- _Material supplied_:
□ □ □

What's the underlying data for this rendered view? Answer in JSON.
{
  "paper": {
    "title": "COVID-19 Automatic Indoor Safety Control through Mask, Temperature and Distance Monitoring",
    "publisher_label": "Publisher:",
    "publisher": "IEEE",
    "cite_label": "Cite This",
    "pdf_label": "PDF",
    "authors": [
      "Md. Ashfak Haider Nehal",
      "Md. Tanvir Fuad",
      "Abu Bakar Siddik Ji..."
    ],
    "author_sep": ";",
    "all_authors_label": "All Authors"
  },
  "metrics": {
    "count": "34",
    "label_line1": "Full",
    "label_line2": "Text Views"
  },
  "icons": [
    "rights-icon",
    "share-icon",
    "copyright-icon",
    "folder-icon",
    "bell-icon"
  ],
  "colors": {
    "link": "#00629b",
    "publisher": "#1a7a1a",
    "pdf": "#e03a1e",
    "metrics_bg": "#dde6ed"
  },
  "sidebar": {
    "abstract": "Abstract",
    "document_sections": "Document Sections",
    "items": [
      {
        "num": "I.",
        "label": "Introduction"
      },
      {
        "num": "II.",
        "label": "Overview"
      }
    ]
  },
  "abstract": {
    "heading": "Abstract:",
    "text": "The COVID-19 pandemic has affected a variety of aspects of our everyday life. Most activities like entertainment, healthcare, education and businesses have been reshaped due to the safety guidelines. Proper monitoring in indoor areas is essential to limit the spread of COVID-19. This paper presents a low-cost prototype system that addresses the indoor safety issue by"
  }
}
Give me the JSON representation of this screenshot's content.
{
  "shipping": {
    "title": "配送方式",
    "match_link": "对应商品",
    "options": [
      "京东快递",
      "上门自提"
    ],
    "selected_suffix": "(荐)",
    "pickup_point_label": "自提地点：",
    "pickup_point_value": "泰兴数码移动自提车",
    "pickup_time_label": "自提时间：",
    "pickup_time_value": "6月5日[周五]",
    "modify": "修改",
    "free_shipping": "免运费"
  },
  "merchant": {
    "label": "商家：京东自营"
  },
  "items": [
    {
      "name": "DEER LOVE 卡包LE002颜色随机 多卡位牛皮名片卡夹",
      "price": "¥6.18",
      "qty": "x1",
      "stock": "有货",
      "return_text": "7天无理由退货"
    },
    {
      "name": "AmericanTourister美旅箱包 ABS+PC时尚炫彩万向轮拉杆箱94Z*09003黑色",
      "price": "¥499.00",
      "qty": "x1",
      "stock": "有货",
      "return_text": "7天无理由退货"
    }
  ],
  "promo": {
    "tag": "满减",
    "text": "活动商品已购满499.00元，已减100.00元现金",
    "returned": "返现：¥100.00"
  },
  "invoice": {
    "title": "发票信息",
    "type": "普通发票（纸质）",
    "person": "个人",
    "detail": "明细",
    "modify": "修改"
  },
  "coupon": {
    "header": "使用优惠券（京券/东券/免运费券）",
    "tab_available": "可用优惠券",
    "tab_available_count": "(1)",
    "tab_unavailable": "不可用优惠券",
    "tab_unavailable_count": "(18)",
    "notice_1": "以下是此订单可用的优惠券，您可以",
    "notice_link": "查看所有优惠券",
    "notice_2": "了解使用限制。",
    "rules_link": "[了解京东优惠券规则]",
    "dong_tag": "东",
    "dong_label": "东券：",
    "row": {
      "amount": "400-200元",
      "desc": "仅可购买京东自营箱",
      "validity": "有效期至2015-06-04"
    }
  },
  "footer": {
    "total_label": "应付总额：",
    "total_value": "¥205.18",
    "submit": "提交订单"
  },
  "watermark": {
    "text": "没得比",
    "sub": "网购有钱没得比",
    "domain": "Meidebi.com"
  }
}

□ □ □

- _Goal of the exercise_:
Go through the records and show every line with the string "COVID" in it.

- _Answer to this problem_:
    "title": "COVID-19 Automatic Indoor Safety Control through Mask, Temperature and Distance Monitoring",
    "text": "The COVID-19 pandemic has affected a variety of aspects of our everyday life. Most activities like entertainment, healthcare, education and businesses have been reshaped due to the safety guidelines. Proper monitoring in indoor areas is essential to limit the spread of COVID-19. This paper presents a low-cost prototype system that addresses the indoor safety issue by"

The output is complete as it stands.